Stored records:
● ● ● ●

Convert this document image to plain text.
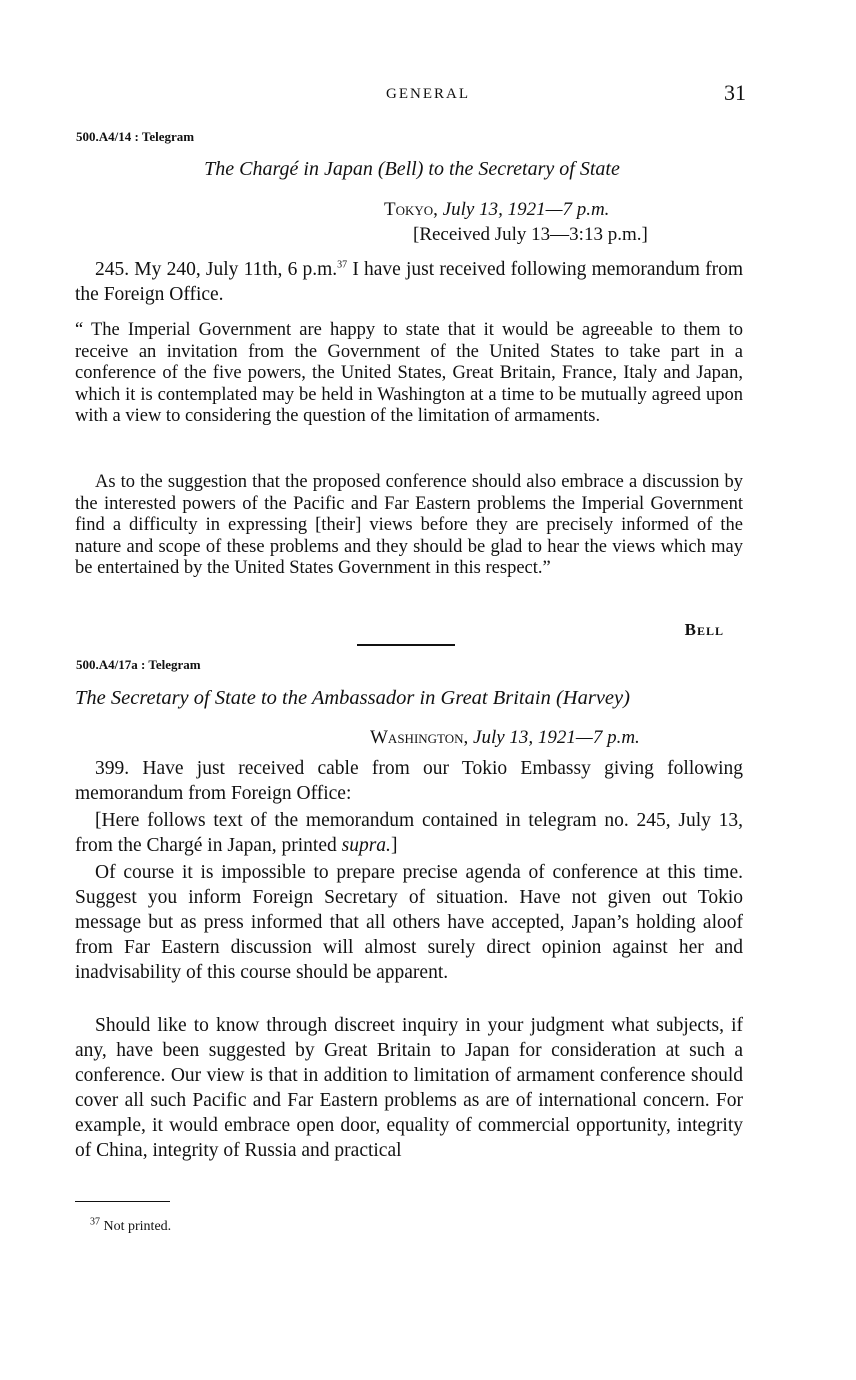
GENERAL	31
500.A4/14 : Telegram
The Chargé in Japan (Bell) to the Secretary of State
Tokyo, July 13, 1921—7 p.m.
[Received July 13—3:13 p.m.]
245. My 240, July 11th, 6 p.m.$^{37}$ I have just received following memorandum from the Foreign Office.
“ The Imperial Government are happy to state that it would be agreeable to them to receive an invitation from the Government of the United States to take part in a conference of the five powers, the United States, Great Britain, France, Italy and Japan, which it is contemplated may be held in Washington at a time to be mutually agreed upon with a view to considering the question of the limitation of armaments.
As to the suggestion that the proposed conference should also embrace a discussion by the interested powers of the Pacific and Far Eastern problems the Imperial Government find a difficulty in expressing [their] views before they are precisely informed of the nature and scope of these problems and they should be glad to hear the views which may be entertained by the United States Government in this respect.”
Bell
500.A4/17a : Telegram
The Secretary of State to the Ambassador in Great Britain (Harvey)
Washington, July 13, 1921—7 p.m.
399. Have just received cable from our Tokio Embassy giving following memorandum from Foreign Office:
[Here follows text of the memorandum contained in telegram no. 245, July 13, from the Chargé in Japan, printed supra.]
Of course it is impossible to prepare precise agenda of conference at this time. Suggest you inform Foreign Secretary of situation. Have not given out Tokio message but as press informed that all others have accepted, Japan’s holding aloof from Far Eastern discussion will almost surely direct opinion against her and inadvisability of this course should be apparent.
Should like to know through discreet inquiry in your judgment what subjects, if any, have been suggested by Great Britain to Japan for consideration at such a conference. Our view is that in addition to limitation of armament conference should cover all such Pacific and Far Eastern problems as are of international concern. For example, it would embrace open door, equality of commercial opportunity, integrity of China, integrity of Russia and practical
$^{37}$ Not printed.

● ● ● ●

# [Short exercise]
Whenever "following" turns up in a line, pick that line out.

# [Exercise answer]
245. My 240, July 11th, 6 p.m.$^{37}$ I have just received following memorandum from the Foreign Office.
399. Have just received cable from our Tokio Embassy giving following memorandum from Foreign Office:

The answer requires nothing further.